Gather up the lines that contain "공정화에".

--

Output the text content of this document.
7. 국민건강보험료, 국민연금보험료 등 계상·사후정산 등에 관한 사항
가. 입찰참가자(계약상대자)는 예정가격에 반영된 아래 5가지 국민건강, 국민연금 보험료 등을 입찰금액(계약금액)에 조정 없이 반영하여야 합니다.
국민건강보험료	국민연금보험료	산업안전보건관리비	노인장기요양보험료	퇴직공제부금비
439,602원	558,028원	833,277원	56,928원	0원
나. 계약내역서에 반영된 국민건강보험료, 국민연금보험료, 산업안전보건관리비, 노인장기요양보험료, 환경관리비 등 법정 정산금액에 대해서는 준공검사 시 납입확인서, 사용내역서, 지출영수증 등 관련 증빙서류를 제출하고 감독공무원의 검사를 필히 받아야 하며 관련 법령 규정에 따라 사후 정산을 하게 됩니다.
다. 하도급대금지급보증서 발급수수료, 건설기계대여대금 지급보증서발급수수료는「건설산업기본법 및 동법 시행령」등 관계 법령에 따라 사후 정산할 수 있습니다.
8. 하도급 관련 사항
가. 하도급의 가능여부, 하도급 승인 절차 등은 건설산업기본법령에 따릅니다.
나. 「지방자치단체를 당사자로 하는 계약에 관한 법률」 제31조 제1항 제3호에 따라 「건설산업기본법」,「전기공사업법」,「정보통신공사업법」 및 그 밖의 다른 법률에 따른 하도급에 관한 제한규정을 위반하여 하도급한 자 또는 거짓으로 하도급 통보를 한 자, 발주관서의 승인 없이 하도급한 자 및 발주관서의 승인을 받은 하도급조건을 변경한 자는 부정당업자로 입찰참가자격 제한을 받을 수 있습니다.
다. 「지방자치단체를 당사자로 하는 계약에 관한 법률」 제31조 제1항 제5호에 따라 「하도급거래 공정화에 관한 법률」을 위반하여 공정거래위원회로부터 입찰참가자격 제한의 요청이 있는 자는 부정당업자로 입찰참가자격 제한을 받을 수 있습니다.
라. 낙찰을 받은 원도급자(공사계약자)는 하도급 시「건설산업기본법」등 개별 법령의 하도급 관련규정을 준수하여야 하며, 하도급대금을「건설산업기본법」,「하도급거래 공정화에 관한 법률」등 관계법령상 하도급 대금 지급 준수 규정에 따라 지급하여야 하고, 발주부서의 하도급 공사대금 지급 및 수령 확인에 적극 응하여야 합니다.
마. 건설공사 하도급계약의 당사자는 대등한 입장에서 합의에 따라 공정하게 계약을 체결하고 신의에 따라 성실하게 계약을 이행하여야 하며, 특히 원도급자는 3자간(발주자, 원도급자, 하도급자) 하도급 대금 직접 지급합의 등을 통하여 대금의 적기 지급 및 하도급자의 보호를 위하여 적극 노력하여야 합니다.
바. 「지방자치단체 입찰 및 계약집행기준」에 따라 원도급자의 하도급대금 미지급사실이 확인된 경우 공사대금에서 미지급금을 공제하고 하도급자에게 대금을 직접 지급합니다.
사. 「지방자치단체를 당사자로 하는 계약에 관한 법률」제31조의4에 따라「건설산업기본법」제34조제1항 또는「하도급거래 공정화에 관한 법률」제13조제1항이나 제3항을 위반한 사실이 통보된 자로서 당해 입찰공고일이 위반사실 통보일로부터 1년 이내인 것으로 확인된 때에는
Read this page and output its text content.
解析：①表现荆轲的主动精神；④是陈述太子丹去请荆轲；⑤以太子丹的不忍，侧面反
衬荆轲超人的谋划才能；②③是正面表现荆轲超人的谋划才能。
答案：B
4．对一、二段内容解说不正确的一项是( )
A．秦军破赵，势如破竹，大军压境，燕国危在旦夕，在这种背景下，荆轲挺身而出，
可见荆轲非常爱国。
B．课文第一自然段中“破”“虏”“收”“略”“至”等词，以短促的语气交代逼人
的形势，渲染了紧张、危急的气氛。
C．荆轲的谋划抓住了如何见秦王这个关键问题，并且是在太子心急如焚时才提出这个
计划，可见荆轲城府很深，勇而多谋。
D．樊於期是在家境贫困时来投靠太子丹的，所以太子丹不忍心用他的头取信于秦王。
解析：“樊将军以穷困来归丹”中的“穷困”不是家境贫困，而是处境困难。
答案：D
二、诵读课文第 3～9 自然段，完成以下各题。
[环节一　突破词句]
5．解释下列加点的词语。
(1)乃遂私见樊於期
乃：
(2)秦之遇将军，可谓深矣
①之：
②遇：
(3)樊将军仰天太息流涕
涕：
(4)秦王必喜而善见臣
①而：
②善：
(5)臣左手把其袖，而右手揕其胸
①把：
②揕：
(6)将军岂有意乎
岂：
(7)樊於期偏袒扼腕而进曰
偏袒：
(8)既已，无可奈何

--

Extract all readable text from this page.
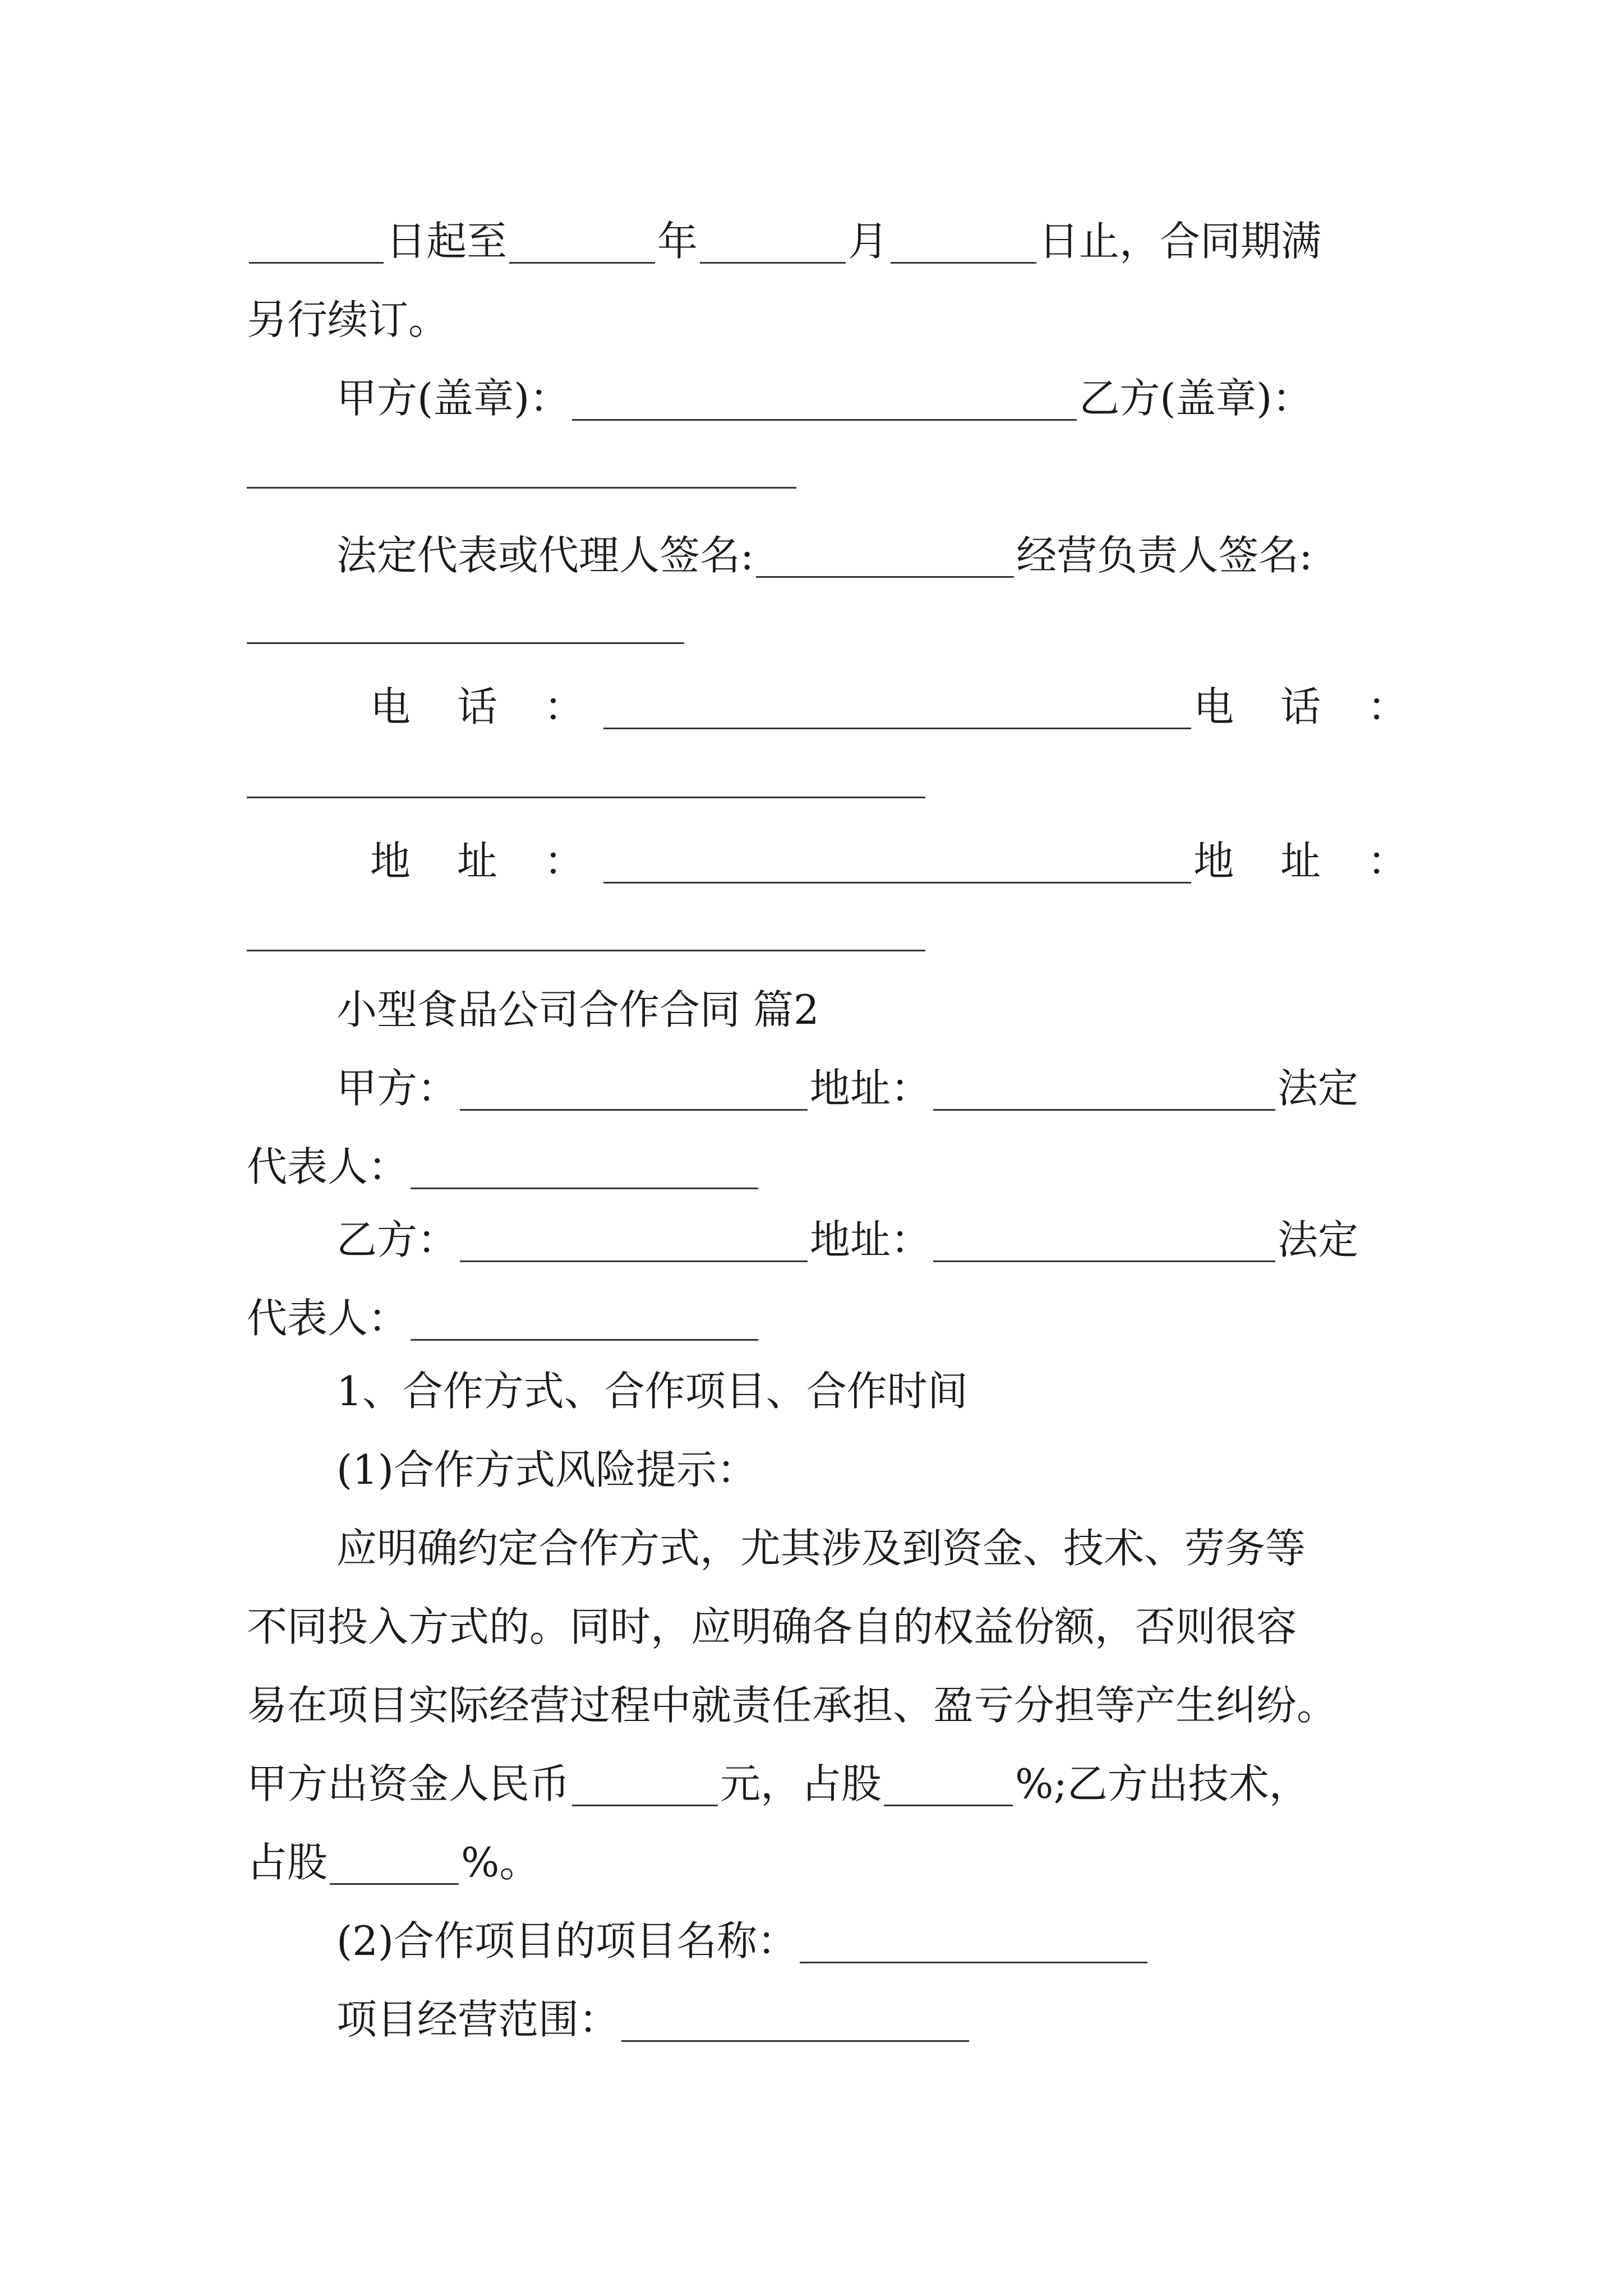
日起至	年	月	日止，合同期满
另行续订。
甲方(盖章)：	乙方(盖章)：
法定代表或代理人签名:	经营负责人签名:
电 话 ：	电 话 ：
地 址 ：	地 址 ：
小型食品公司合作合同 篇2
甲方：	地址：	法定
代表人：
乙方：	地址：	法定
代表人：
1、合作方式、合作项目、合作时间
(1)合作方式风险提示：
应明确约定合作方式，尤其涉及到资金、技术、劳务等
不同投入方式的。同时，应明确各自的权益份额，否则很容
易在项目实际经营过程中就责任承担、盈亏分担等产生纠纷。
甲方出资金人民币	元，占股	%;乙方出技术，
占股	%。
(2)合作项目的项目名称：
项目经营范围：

--

RESULT FOR THIS EXERCISE »
다. 「지방자치단체를 당사자로 하는 계약에 관한 법률」 제31조 제1항 제5호에 따라 「하도급거래 공정화에 관한 법률」을 위반하여 공정거래위원회로부터 입찰참가자격 제한의 요청이 있는 자는 부정당업자로 입찰참가자격 제한을 받을 수 있습니다.
라. 낙찰을 받은 원도급자(공사계약자)는 하도급 시「건설산업기본법」등 개별 법령의 하도급 관련규정을 준수하여야 하며, 하도급대금을「건설산업기본법」,「하도급거래 공정화에 관한 법률」등 관계법령상 하도급 대금 지급 준수 규정에 따라 지급하여야 하고, 발주부서의 하도급 공사대금 지급 및 수령 확인에 적극 응하여야 합니다.
사. 「지방자치단체를 당사자로 하는 계약에 관한 법률」제31조의4에 따라「건설산업기본법」제34조제1항 또는「하도급거래 공정화에 관한 법률」제13조제1항이나 제3항을 위반한 사실이 통보된 자로서 당해 입찰공고일이 위반사실 통보일로부터 1년 이내인 것으로 확인된 때에는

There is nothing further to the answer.